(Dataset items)

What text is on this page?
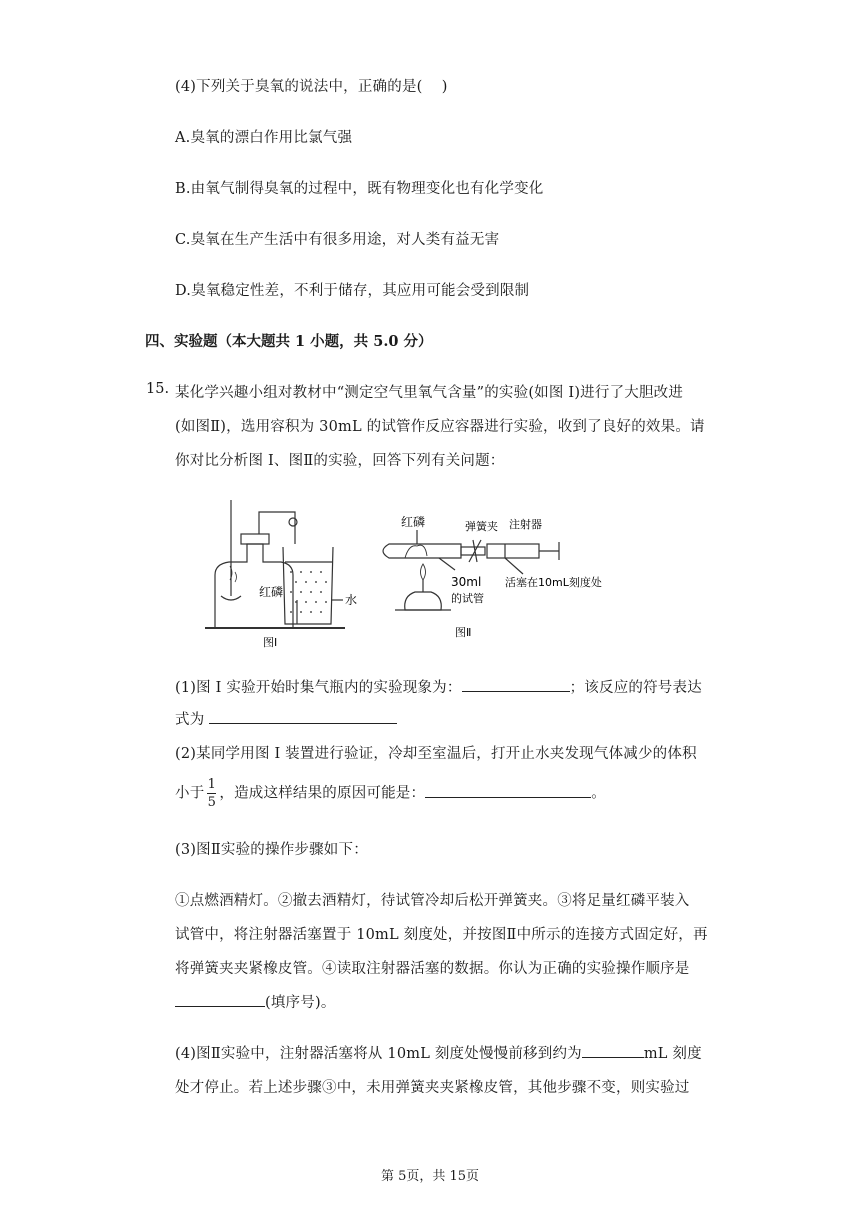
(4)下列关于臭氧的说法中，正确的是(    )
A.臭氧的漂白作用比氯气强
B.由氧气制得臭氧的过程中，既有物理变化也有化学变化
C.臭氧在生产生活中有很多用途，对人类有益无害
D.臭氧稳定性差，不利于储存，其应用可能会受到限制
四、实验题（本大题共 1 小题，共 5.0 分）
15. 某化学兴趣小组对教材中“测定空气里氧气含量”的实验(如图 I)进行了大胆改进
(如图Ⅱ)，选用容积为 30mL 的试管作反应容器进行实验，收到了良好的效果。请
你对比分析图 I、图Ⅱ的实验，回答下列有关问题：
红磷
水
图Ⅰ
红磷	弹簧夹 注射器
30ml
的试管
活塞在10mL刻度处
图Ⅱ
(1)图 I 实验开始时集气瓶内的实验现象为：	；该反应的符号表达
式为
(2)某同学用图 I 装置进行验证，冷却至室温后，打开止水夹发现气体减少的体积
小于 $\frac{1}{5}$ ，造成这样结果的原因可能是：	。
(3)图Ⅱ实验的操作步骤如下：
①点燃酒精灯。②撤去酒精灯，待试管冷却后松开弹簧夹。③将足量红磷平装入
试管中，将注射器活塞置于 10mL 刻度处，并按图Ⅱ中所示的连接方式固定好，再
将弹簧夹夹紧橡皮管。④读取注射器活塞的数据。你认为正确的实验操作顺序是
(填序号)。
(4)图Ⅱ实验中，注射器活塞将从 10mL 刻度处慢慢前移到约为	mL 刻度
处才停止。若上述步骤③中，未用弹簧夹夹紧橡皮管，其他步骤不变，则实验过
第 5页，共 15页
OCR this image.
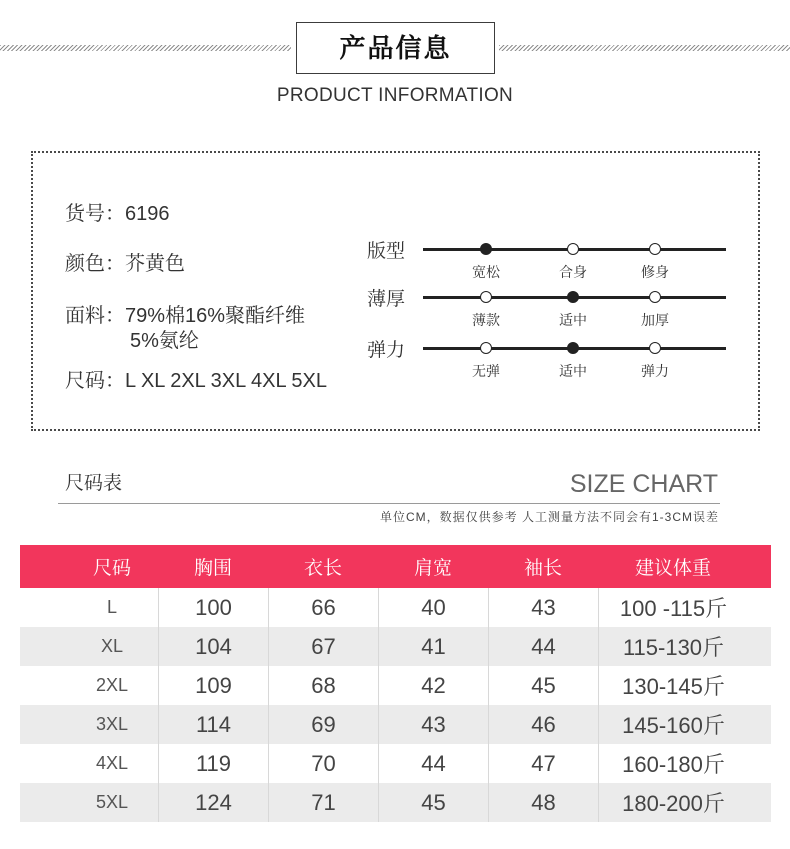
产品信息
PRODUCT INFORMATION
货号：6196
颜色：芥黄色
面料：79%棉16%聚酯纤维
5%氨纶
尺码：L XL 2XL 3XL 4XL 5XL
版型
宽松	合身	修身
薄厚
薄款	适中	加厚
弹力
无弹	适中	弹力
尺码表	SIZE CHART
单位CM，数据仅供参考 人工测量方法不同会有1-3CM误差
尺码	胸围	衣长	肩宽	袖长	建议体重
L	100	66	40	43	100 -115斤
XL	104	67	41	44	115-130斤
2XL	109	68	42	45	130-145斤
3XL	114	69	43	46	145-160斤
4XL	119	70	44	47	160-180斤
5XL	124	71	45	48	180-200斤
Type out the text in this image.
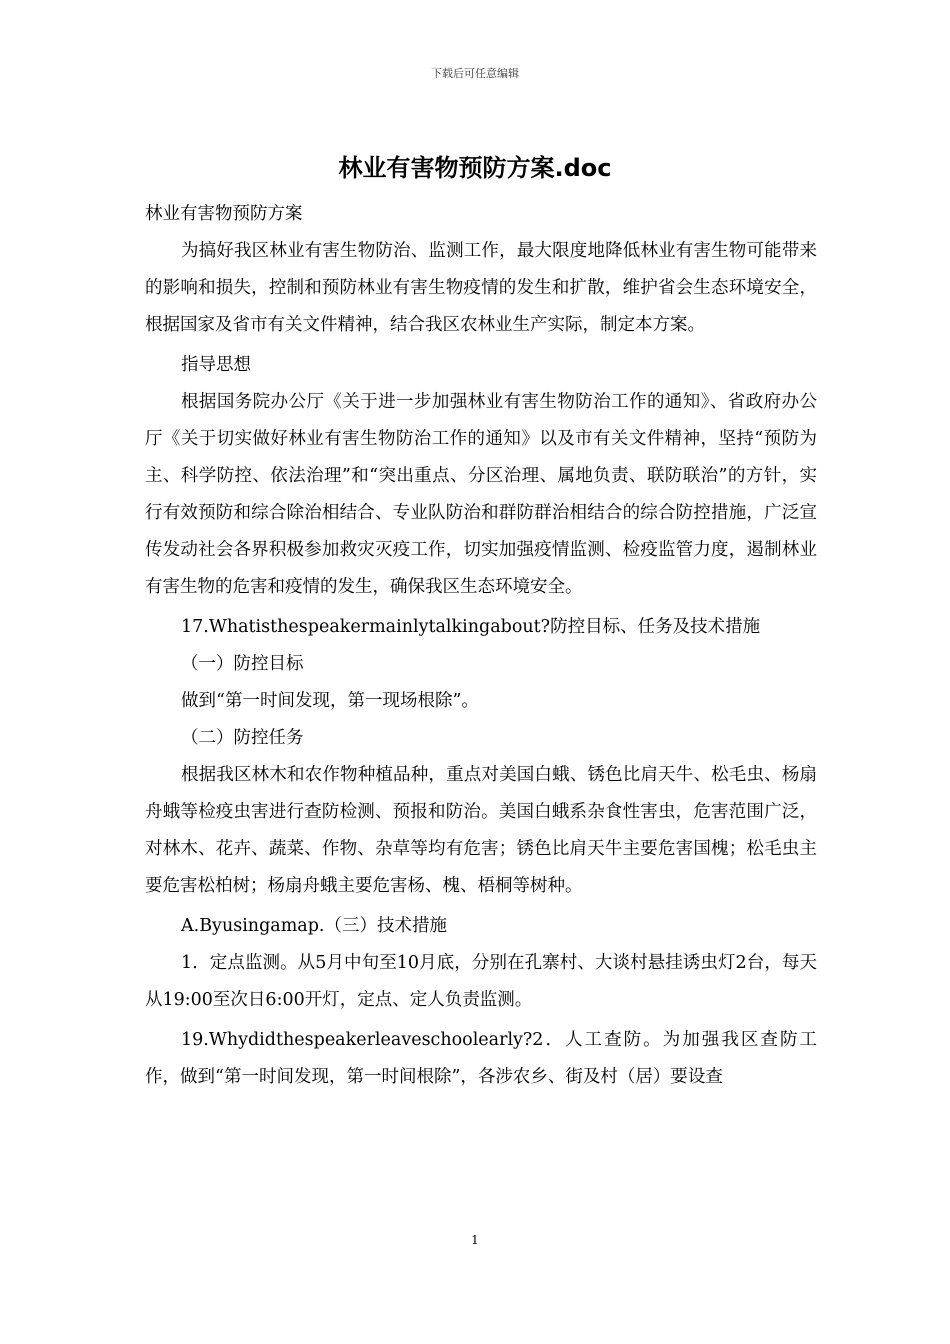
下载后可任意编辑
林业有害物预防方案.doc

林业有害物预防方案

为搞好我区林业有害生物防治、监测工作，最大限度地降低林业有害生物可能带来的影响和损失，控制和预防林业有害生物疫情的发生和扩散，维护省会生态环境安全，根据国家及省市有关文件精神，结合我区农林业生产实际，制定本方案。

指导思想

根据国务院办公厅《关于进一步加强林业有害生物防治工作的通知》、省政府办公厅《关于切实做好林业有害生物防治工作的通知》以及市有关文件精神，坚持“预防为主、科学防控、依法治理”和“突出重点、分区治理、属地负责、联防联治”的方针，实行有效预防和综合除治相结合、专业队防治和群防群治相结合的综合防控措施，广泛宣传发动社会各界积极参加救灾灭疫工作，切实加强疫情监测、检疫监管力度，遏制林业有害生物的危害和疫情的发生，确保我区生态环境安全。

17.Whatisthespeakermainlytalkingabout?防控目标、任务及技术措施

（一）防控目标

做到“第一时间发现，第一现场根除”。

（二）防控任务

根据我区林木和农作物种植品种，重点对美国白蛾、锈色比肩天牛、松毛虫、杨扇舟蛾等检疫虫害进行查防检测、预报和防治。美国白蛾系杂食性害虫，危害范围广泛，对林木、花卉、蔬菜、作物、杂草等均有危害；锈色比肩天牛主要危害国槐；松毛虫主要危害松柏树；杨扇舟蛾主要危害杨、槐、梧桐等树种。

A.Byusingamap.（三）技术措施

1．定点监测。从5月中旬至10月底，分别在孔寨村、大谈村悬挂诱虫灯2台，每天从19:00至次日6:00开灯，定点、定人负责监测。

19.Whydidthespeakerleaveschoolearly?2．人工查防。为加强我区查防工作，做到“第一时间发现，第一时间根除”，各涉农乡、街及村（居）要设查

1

**REQUEST**
Tally the lines in the listing that hold "this" and report the number alone.

**SOLVED EXERCISE**
3